ABOUT THIS EXERCISE — The exercise asks you to copy every line below in which "Total" appears.

(Figure record listings)
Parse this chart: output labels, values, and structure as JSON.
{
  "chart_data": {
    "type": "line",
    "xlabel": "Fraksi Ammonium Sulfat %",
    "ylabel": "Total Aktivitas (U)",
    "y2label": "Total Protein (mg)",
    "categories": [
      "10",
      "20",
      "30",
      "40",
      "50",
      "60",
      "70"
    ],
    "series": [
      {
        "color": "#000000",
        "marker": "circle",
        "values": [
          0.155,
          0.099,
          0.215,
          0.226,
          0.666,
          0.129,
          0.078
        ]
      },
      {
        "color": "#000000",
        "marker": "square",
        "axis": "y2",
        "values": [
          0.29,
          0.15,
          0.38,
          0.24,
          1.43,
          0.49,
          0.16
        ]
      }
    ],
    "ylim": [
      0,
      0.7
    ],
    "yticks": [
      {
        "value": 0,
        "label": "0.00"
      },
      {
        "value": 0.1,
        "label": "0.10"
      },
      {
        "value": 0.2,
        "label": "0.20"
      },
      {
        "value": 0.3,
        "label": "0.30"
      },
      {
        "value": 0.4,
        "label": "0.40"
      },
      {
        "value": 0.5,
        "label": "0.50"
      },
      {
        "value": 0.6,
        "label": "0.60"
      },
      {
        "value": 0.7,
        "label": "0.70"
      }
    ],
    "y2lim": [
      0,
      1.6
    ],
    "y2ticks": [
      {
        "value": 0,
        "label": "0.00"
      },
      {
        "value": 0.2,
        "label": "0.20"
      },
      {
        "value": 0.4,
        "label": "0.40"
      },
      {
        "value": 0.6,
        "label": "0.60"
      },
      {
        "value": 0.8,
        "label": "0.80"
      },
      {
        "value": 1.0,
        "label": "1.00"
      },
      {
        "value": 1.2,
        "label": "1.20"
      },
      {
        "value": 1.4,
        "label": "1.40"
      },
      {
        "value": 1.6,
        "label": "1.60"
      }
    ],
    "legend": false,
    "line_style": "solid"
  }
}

RESPONSE AREA —
    "ylabel": "Total Aktivitas (U)",
    "y2label": "Total Protein (mg)",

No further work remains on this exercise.